%%

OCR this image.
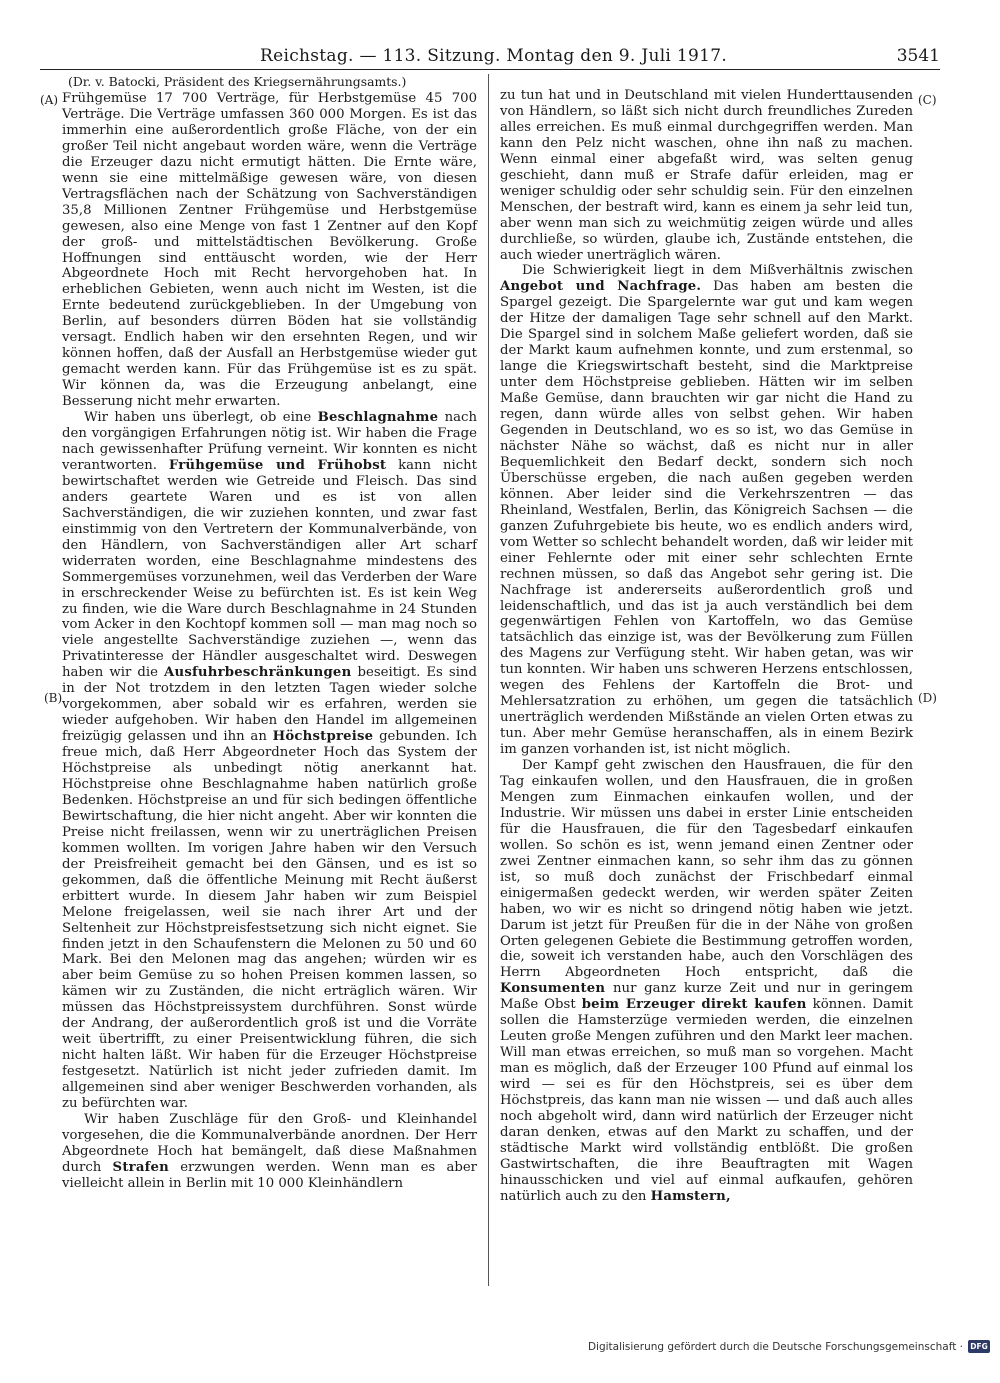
Reichstag. — 113. Sitzung. Montag den 9. Juli 1917.	3541
(A)
(B)
(C)
(D)

(Dr. v. Batocki, Präsident des Kriegsernährungsamts.)

Frühgemüse 17 700 Verträge, für Herbstgemüse 45 700 Verträge. Die Verträge umfassen 360 000 Morgen. Es ist das immerhin eine außerordentlich große Fläche, von der ein großer Teil nicht angebaut worden wäre, wenn die Verträge die Erzeuger dazu nicht ermutigt hätten. Die Ernte wäre, wenn sie eine mittelmäßige gewesen wäre, von diesen Vertragsflächen nach der Schätzung von Sachverständigen 35,8 Millionen Zentner Frühgemüse und Herbstgemüse gewesen, also eine Menge von fast 1 Zentner auf den Kopf der groß- und mittelstädtischen Bevölkerung. Große Hoffnungen sind enttäuscht worden, wie der Herr Abgeordnete Hoch mit Recht hervorgehoben hat. In erheblichen Gebieten, wenn auch nicht im Westen, ist die Ernte bedeutend zurückgeblieben. In der Umgebung von Berlin, auf besonders dürren Böden hat sie vollständig versagt. Endlich haben wir den ersehnten Regen, und wir können hoffen, daß der Ausfall an Herbstgemüse wieder gut gemacht werden kann. Für das Frühgemüse ist es zu spät. Wir können da, was die Erzeugung anbelangt, eine Besserung nicht mehr erwarten.

Wir haben uns überlegt, ob eine Beschlagnahme nach den vorgängigen Erfahrungen nötig ist. Wir haben die Frage nach gewissenhafter Prüfung verneint. Wir konnten es nicht verantworten. Frühgemüse und Frühobst kann nicht bewirtschaftet werden wie Getreide und Fleisch. Das sind anders geartete Waren und es ist von allen Sachverständigen, die wir zuziehen konnten, und zwar fast einstimmig von den Vertretern der Kommunalverbände, von den Händlern, von Sachverständigen aller Art scharf widerraten worden, eine Beschlagnahme mindestens des Sommergemüses vorzunehmen, weil das Verderben der Ware in erschreckender Weise zu befürchten ist. Es ist kein Weg zu finden, wie die Ware durch Beschlagnahme in 24 Stunden vom Acker in den Kochtopf kommen soll — man mag noch so viele angestellte Sachverständige zuziehen —, wenn das Privatinteresse der Händler ausgeschaltet wird. Deswegen haben wir die Ausfuhrbeschränkungen beseitigt. Es sind in der Not trotzdem in den letzten Tagen wieder solche vorgekommen, aber sobald wir es erfahren, werden sie wieder aufgehoben. Wir haben den Handel im allgemeinen freizügig gelassen und ihn an Höchstpreise gebunden. Ich freue mich, daß Herr Abgeordneter Hoch das System der Höchstpreise als unbedingt nötig anerkannt hat. Höchstpreise ohne Beschlagnahme haben natürlich große Bedenken. Höchstpreise an und für sich bedingen öffentliche Bewirtschaftung, die hier nicht angeht. Aber wir konnten die Preise nicht freilassen, wenn wir zu unerträglichen Preisen kommen wollten. Im vorigen Jahre haben wir den Versuch der Preisfreiheit gemacht bei den Gänsen, und es ist so gekommen, daß die öffentliche Meinung mit Recht äußerst erbittert wurde. In diesem Jahr haben wir zum Beispiel Melone freigelassen, weil sie nach ihrer Art und der Seltenheit zur Höchstpreisfestsetzung sich nicht eignet. Sie finden jetzt in den Schaufenstern die Melonen zu 50 und 60 Mark. Bei den Melonen mag das angehen; würden wir es aber beim Gemüse zu so hohen Preisen kommen lassen, so kämen wir zu Zuständen, die nicht erträglich wären. Wir müssen das Höchstpreissystem durchführen. Sonst würde der Andrang, der außerordentlich groß ist und die Vorräte weit übertrifft, zu einer Preisentwicklung führen, die sich nicht halten läßt. Wir haben für die Erzeuger Höchstpreise festgesetzt. Natürlich ist nicht jeder zufrieden damit. Im allgemeinen sind aber weniger Beschwerden vorhanden, als zu befürchten war.

Wir haben Zuschläge für den Groß- und Kleinhandel vorgesehen, die die Kommunalverbände anordnen. Der Herr Abgeordnete Hoch hat bemängelt, daß diese Maßnahmen durch Strafen erzwungen werden. Wenn man es aber vielleicht allein in Berlin mit 10 000 Kleinhändlern

zu tun hat und in Deutschland mit vielen Hunderttausenden von Händlern, so läßt sich nicht durch freundliches Zureden alles erreichen. Es muß einmal durchgegriffen werden. Man kann den Pelz nicht waschen, ohne ihn naß zu machen. Wenn einmal einer abgefaßt wird, was selten genug geschieht, dann muß er Strafe dafür erleiden, mag er weniger schuldig oder sehr schuldig sein. Für den einzelnen Menschen, der bestraft wird, kann es einem ja sehr leid tun, aber wenn man sich zu weichmütig zeigen würde und alles durchließe, so würden, glaube ich, Zustände entstehen, die auch wieder unerträglich wären.

Die Schwierigkeit liegt in dem Mißverhältnis zwischen Angebot und Nachfrage. Das haben am besten die Spargel gezeigt. Die Spargelernte war gut und kam wegen der Hitze der damaligen Tage sehr schnell auf den Markt. Die Spargel sind in solchem Maße geliefert worden, daß sie der Markt kaum aufnehmen konnte, und zum erstenmal, so lange die Kriegswirtschaft besteht, sind die Marktpreise unter dem Höchstpreise geblieben. Hätten wir im selben Maße Gemüse, dann brauchten wir gar nicht die Hand zu regen, dann würde alles von selbst gehen. Wir haben Gegenden in Deutschland, wo es so ist, wo das Gemüse in nächster Nähe so wächst, daß es nicht nur in aller Bequemlichkeit den Bedarf deckt, sondern sich noch Überschüsse ergeben, die nach außen gegeben werden können. Aber leider sind die Verkehrszentren — das Rheinland, Westfalen, Berlin, das Königreich Sachsen — die ganzen Zufuhrgebiete bis heute, wo es endlich anders wird, vom Wetter so schlecht behandelt worden, daß wir leider mit einer Fehlernte oder mit einer sehr schlechten Ernte rechnen müssen, so daß das Angebot sehr gering ist. Die Nachfrage ist andererseits außerordentlich groß und leidenschaftlich, und das ist ja auch verständlich bei dem gegenwärtigen Fehlen von Kartoffeln, wo das Gemüse tatsächlich das einzige ist, was der Bevölkerung zum Füllen des Magens zur Verfügung steht. Wir haben getan, was wir tun konnten. Wir haben uns schweren Herzens entschlossen, wegen des Fehlens der Kartoffeln die Brot- und Mehlersatzration zu erhöhen, um gegen die tatsächlich unerträglich werdenden Mißstände an vielen Orten etwas zu tun. Aber mehr Gemüse heranschaffen, als in einem Bezirk im ganzen vorhanden ist, ist nicht möglich.

Der Kampf geht zwischen den Hausfrauen, die für den Tag einkaufen wollen, und den Hausfrauen, die in großen Mengen zum Einmachen einkaufen wollen, und der Industrie. Wir müssen uns dabei in erster Linie entscheiden für die Hausfrauen, die für den Tagesbedarf einkaufen wollen. So schön es ist, wenn jemand einen Zentner oder zwei Zentner einmachen kann, so sehr ihm das zu gönnen ist, so muß doch zunächst der Frischbedarf einmal einigermaßen gedeckt werden, wir werden später Zeiten haben, wo wir es nicht so dringend nötig haben wie jetzt. Darum ist jetzt für Preußen für die in der Nähe von großen Orten gelegenen Gebiete die Bestimmung getroffen worden, die, soweit ich verstanden habe, auch den Vorschlägen des Herrn Abgeordneten Hoch entspricht, daß die Konsumenten nur ganz kurze Zeit und nur in geringem Maße Obst beim Erzeuger direkt kaufen können. Damit sollen die Hamsterzüge vermieden werden, die einzelnen Leuten große Mengen zuführen und den Markt leer machen. Will man etwas erreichen, so muß man so vorgehen. Macht man es möglich, daß der Erzeuger 100 Pfund auf einmal los wird — sei es für den Höchstpreis, sei es über dem Höchstpreis, das kann man nie wissen — und daß auch alles noch abgeholt wird, dann wird natürlich der Erzeuger nicht daran denken, etwas auf den Markt zu schaffen, und der städtische Markt wird vollständig entblößt. Die großen Gastwirtschaften, die ihre Beauftragten mit Wagen hinausschicken und viel auf einmal aufkaufen, gehören natürlich auch zu den Hamstern,

Digitalisierung gefördert durch die Deutsche Forschungsgemeinschaft · DFG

%%

**EXERCISE PROMPT:** Count the lines that hold the string "erreichen" and state that number alone.

**WRITTEN SOLUTION:** 2